__Exercise requirements__:
Leave out the images; return the rest of the data exactly.

__Task material__:

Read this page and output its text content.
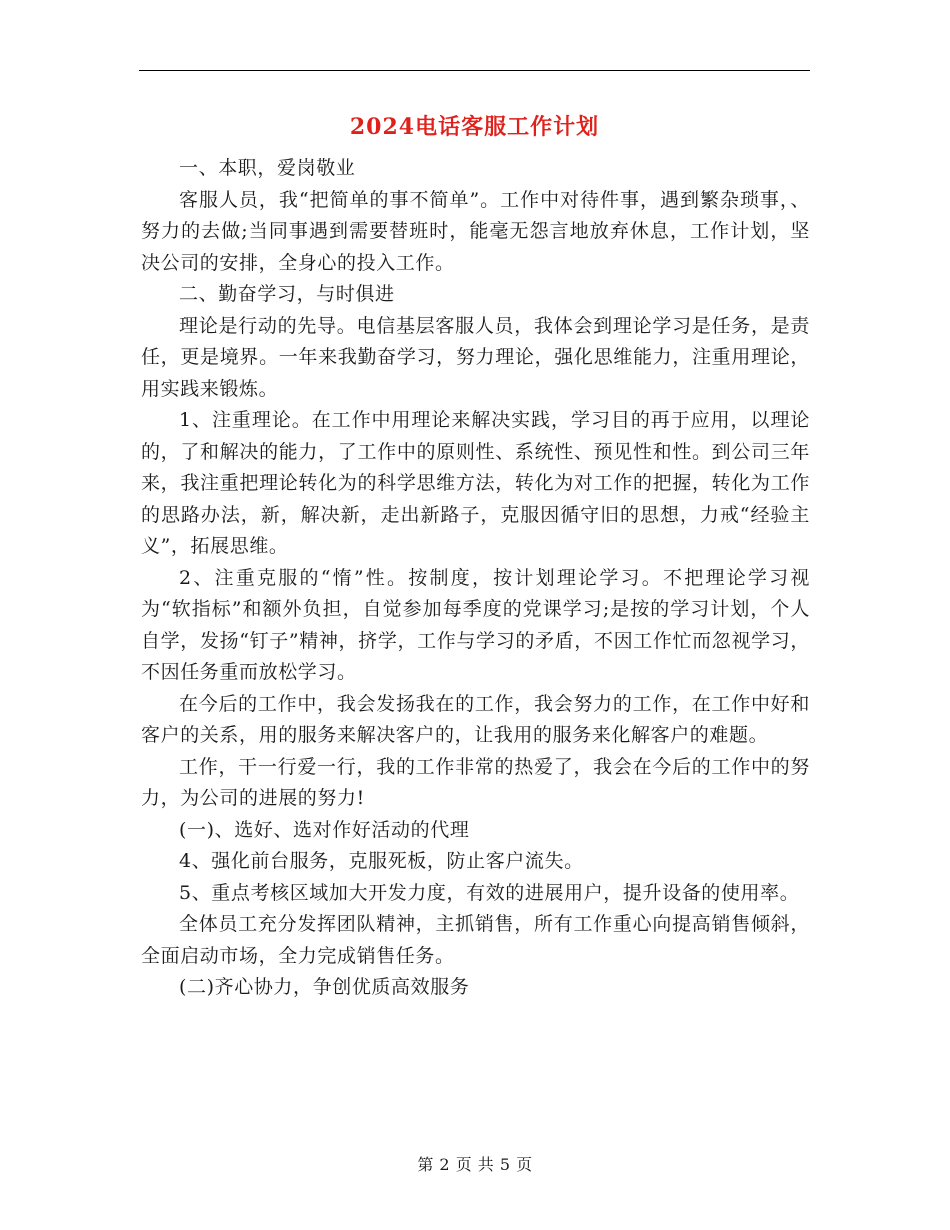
2024电话客服工作计划

一、本职，爱岗敬业

客服人员，我“把简单的事不简单”。工作中对待件事，遇到繁杂琐事，、努力的去做;当同事遇到需要替班时，能毫无怨言地放弃休息，工作计划，坚决公司的安排，全身心的投入工作。

二、勤奋学习，与时俱进

理论是行动的先导。电信基层客服人员，我体会到理论学习是任务，是责任，更是境界。一年来我勤奋学习，努力理论，强化思维能力，注重用理论，用实践来锻炼。

1、注重理论。在工作中用理论来解决实践，学习目的再于应用，以理论的，了和解决的能力，了工作中的原则性、系统性、预见性和性。到公司三年来，我注重把理论转化为的科学思维方法，转化为对工作的把握，转化为工作的思路办法，新，解决新，走出新路子，克服因循守旧的思想，力戒“经验主义”，拓展思维。

2、注重克服的“惰”性。按制度，按计划理论学习。不把理论学习视为“软指标”和额外负担，自觉参加每季度的党课学习;是按的学习计划，个人自学，发扬“钉子”精神，挤学，工作与学习的矛盾，不因工作忙而忽视学习，不因任务重而放松学习。

在今后的工作中，我会发扬我在的工作，我会努力的工作，在工作中好和客户的关系，用的服务来解决客户的，让我用的服务来化解客户的难题。

工作，干一行爱一行，我的工作非常的热爱了，我会在今后的工作中的努力，为公司的进展的努力!

(一)、选好、选对作好活动的代理

4、强化前台服务，克服死板，防止客户流失。

5、重点考核区域加大开发力度，有效的进展用户，提升设备的使用率。

全体员工充分发挥团队精神，主抓销售，所有工作重心向提高销售倾斜，全面启动市场，全力完成销售任务。

(二)齐心协力，争创优质高效服务

第 2 页 共 5 页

__Answer for the task__:
Read this page and output its text content.
2024电话客服工作计划

一、本职，爱岗敬业

客服人员，我“把简单的事不简单”。工作中对待件事，遇到繁杂琐事，、努力的去做;当同事遇到需要替班时，能毫无怨言地放弃休息，工作计划，坚决公司的安排，全身心的投入工作。

二、勤奋学习，与时俱进

理论是行动的先导。电信基层客服人员，我体会到理论学习是任务，是责任，更是境界。一年来我勤奋学习，努力理论，强化思维能力，注重用理论，用实践来锻炼。

1、注重理论。在工作中用理论来解决实践，学习目的再于应用，以理论的，了和解决的能力，了工作中的原则性、系统性、预见性和性。到公司三年来，我注重把理论转化为的科学思维方法，转化为对工作的把握，转化为工作的思路办法，新，解决新，走出新路子，克服因循守旧的思想，力戒“经验主义”，拓展思维。

2、注重克服的“惰”性。按制度，按计划理论学习。不把理论学习视为“软指标”和额外负担，自觉参加每季度的党课学习;是按的学习计划，个人自学，发扬“钉子”精神，挤学，工作与学习的矛盾，不因工作忙而忽视学习，不因任务重而放松学习。

在今后的工作中，我会发扬我在的工作，我会努力的工作，在工作中好和客户的关系，用的服务来解决客户的，让我用的服务来化解客户的难题。

工作，干一行爱一行，我的工作非常的热爱了，我会在今后的工作中的努力，为公司的进展的努力!

(一)、选好、选对作好活动的代理

4、强化前台服务，克服死板，防止客户流失。

5、重点考核区域加大开发力度，有效的进展用户，提升设备的使用率。

全体员工充分发挥团队精神，主抓销售，所有工作重心向提高销售倾斜，全面启动市场，全力完成销售任务。

(二)齐心协力，争创优质高效服务

第 2 页 共 5 页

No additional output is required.